## EXTRACTED MATERIAL:
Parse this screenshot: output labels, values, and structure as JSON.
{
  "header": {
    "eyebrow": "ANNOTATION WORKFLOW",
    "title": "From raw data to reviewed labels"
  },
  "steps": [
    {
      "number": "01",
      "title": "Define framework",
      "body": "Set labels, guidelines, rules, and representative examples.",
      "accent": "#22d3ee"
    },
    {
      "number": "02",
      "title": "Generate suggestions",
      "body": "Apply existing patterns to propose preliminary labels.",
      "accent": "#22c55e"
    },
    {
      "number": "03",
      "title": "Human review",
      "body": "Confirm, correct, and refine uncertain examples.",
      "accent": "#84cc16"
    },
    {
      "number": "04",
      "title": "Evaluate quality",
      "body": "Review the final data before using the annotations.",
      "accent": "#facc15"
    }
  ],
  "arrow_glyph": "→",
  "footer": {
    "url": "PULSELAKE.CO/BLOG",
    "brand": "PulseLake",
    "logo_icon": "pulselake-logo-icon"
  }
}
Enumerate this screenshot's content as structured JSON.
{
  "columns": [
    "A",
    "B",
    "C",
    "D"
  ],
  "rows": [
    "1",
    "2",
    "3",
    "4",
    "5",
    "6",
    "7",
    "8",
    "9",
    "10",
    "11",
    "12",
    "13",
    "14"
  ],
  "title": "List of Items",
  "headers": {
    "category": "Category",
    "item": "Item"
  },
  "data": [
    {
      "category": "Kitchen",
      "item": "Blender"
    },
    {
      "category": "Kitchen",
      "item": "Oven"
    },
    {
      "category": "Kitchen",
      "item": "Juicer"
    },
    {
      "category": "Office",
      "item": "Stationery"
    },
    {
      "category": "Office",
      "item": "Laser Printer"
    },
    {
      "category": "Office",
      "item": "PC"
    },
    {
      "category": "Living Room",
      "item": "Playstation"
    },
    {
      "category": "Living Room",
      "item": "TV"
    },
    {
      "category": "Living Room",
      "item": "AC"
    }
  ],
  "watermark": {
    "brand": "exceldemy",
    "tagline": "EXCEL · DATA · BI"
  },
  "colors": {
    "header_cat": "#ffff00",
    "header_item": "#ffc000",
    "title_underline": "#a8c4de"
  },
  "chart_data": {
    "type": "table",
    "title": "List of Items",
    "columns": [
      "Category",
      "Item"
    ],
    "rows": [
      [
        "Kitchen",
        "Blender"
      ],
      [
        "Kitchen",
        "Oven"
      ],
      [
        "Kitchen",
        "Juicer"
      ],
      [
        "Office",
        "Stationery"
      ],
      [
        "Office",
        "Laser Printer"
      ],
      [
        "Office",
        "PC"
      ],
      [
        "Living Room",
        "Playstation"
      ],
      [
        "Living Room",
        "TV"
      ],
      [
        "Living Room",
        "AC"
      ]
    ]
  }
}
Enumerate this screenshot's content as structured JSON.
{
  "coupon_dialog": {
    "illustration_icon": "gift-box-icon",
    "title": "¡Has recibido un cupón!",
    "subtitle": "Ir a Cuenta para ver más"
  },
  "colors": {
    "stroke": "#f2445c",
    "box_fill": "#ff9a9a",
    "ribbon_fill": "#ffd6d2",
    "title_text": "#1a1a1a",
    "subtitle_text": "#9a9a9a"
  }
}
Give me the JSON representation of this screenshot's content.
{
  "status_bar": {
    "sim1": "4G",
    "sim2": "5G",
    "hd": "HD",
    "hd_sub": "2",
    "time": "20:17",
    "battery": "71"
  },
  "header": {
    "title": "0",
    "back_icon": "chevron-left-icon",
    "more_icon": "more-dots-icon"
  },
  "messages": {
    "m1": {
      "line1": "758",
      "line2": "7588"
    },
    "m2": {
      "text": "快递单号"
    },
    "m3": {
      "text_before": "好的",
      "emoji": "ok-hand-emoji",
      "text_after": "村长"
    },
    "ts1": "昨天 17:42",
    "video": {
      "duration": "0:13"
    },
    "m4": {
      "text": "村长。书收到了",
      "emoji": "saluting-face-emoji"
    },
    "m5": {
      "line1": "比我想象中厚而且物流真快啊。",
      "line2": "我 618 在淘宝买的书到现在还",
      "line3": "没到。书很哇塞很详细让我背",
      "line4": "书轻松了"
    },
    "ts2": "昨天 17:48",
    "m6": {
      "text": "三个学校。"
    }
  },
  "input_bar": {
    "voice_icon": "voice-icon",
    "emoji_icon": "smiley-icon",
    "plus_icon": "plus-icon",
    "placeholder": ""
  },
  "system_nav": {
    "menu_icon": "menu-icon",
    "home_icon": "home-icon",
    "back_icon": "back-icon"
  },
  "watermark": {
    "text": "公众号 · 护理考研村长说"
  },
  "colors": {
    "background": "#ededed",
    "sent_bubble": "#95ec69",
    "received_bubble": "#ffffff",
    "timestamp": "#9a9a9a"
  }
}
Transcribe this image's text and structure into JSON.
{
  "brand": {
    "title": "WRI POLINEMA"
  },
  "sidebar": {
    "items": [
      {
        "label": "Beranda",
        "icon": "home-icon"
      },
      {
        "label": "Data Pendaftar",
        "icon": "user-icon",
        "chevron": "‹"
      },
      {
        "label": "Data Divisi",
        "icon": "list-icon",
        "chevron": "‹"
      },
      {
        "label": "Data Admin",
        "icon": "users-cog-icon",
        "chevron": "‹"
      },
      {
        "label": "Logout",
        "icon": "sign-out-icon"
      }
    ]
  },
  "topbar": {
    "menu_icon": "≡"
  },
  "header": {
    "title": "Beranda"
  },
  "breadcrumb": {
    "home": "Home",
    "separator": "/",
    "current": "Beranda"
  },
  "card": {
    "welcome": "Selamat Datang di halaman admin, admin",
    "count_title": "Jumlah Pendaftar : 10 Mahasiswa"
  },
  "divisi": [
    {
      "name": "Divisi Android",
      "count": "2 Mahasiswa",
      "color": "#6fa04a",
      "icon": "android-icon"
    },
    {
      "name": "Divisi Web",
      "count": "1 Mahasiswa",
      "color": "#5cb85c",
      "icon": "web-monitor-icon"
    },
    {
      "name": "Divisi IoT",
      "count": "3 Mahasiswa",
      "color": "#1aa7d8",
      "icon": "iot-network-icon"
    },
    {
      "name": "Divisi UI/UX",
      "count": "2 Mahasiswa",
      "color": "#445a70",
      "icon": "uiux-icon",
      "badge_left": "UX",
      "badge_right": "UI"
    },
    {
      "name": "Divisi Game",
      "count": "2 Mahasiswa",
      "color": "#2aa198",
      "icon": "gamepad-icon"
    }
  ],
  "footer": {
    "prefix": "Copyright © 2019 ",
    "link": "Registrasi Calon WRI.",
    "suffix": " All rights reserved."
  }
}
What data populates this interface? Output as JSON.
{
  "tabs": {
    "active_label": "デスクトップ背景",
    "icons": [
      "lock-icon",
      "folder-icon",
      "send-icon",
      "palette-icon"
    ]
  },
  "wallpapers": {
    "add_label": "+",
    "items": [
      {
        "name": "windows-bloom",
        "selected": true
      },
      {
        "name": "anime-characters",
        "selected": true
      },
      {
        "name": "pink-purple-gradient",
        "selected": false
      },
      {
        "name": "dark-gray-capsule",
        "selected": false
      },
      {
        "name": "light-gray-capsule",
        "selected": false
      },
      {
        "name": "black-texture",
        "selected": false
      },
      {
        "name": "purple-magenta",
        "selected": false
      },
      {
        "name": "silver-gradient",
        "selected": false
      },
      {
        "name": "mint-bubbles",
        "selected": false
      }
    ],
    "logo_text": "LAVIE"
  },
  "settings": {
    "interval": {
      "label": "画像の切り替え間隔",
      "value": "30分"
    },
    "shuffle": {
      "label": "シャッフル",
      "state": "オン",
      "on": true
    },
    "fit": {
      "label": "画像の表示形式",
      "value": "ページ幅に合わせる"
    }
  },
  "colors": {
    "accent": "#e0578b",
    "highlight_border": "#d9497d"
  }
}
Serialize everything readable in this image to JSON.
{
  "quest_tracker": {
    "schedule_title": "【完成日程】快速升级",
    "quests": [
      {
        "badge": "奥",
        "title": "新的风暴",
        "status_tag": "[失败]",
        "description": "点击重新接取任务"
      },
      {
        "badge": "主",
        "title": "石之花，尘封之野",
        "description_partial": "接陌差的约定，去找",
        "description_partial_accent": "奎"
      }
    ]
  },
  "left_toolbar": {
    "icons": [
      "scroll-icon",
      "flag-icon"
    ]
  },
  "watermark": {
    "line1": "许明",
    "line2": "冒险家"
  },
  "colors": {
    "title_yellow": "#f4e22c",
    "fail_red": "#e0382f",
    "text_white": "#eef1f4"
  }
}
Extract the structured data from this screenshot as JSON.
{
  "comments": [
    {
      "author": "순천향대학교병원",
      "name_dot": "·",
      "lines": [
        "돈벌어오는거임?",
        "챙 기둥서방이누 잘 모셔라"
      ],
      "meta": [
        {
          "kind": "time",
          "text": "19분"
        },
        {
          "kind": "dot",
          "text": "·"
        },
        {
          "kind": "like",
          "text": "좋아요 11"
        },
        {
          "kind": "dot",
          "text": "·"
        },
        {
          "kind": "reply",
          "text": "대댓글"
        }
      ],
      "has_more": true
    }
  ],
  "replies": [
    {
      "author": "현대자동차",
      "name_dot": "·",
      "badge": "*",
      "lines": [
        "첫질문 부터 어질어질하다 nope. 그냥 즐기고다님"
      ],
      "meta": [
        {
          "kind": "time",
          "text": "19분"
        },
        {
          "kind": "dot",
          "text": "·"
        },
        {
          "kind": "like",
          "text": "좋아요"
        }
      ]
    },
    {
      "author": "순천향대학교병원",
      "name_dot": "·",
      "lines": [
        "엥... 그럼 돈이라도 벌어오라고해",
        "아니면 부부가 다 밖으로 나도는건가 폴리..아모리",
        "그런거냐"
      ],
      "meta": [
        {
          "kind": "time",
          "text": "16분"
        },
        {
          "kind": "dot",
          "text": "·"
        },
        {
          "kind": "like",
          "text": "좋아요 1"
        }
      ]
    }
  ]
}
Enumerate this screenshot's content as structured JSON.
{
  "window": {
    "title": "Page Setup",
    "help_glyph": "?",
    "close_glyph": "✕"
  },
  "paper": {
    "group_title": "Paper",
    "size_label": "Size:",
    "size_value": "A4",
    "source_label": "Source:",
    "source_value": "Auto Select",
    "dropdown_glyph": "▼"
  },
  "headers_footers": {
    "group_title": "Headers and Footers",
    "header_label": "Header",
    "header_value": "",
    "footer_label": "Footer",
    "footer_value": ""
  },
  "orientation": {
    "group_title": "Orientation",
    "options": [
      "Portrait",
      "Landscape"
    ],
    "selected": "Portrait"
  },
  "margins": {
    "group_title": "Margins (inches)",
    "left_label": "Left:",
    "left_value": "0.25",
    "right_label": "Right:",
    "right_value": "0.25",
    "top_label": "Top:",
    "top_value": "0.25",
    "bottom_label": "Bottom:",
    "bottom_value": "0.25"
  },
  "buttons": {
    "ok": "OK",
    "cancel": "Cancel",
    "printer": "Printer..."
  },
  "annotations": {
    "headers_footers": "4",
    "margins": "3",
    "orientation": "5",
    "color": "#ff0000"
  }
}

## EXERCISE PROMPT:
In the records above, find each line with the word "gradient" and copy it.

## RESPONSE:
        "name": "pink-purple-gradient",
        "name": "silver-gradient",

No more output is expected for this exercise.